§ Problem details: Copy the records below exactly, leaving out every picture.

(Excerpt from a dataset)
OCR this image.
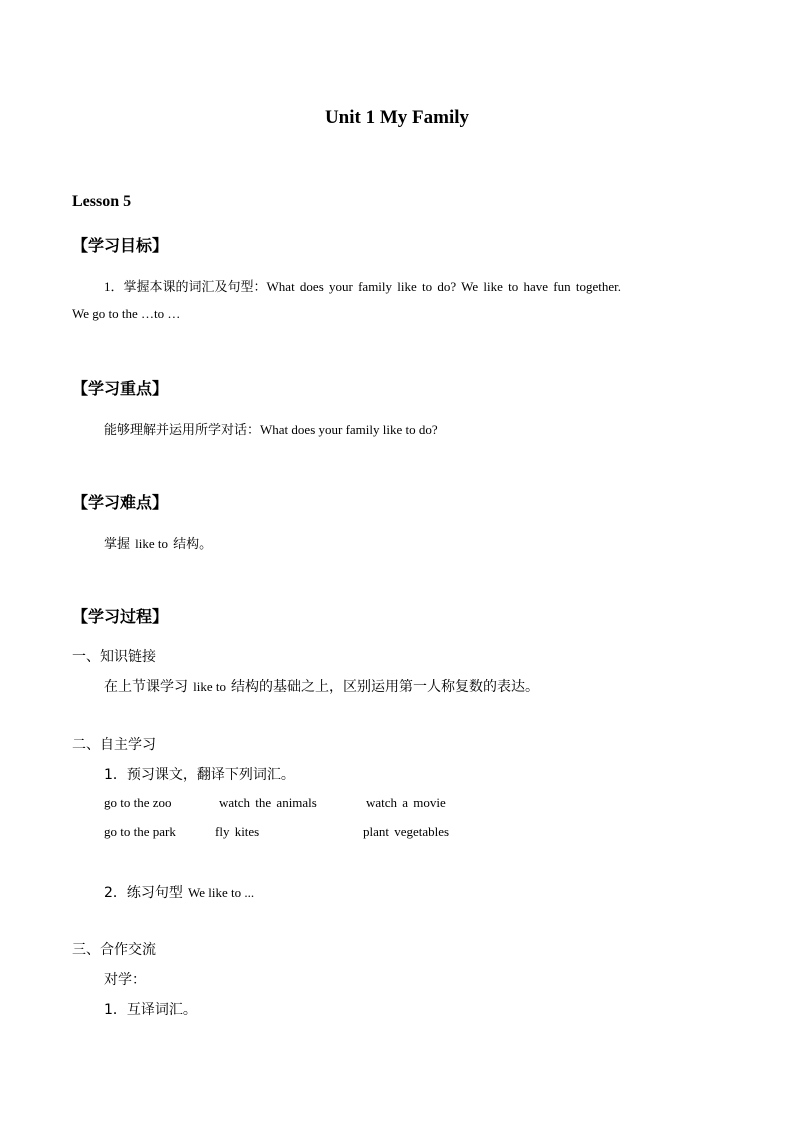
Unit 1 My Family
Lesson 5
【学习目标】
1．掌握本课的词汇及句型：What does your family like to do? We like to have fun together.
We go to the …to …
【学习重点】
能够理解并运用所学对话：What does your family like to do?
【学习难点】
掌握 like to 结构。
【学习过程】
一、知识链接
在上节课学习 like to 结构的基础之上，区别运用第一人称复数的表达。
二、自主学习
1．预习课文，翻译下列词汇。
go to the zoo	watch the animals	watch a movie
go to the park	fly kites	plant vegetables
2．练习句型 We like to ...
三、合作交流
对学：
1．互译词汇。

§ Response to this task:
OCR this image.
Unit 1 My Family
Lesson 5
【学习目标】
1．掌握本课的词汇及句型：What does your family like to do? We like to have fun together.
We go to the …to …
【学习重点】
能够理解并运用所学对话：What does your family like to do?
【学习难点】
掌握 like to 结构。
【学习过程】
一、知识链接
在上节课学习 like to 结构的基础之上，区别运用第一人称复数的表达。
二、自主学习
1．预习课文，翻译下列词汇。
go to the zoo	watch the animals	watch a movie
go to the park	fly kites	plant vegetables
2．练习句型 We like to ...
三、合作交流
对学：
1．互译词汇。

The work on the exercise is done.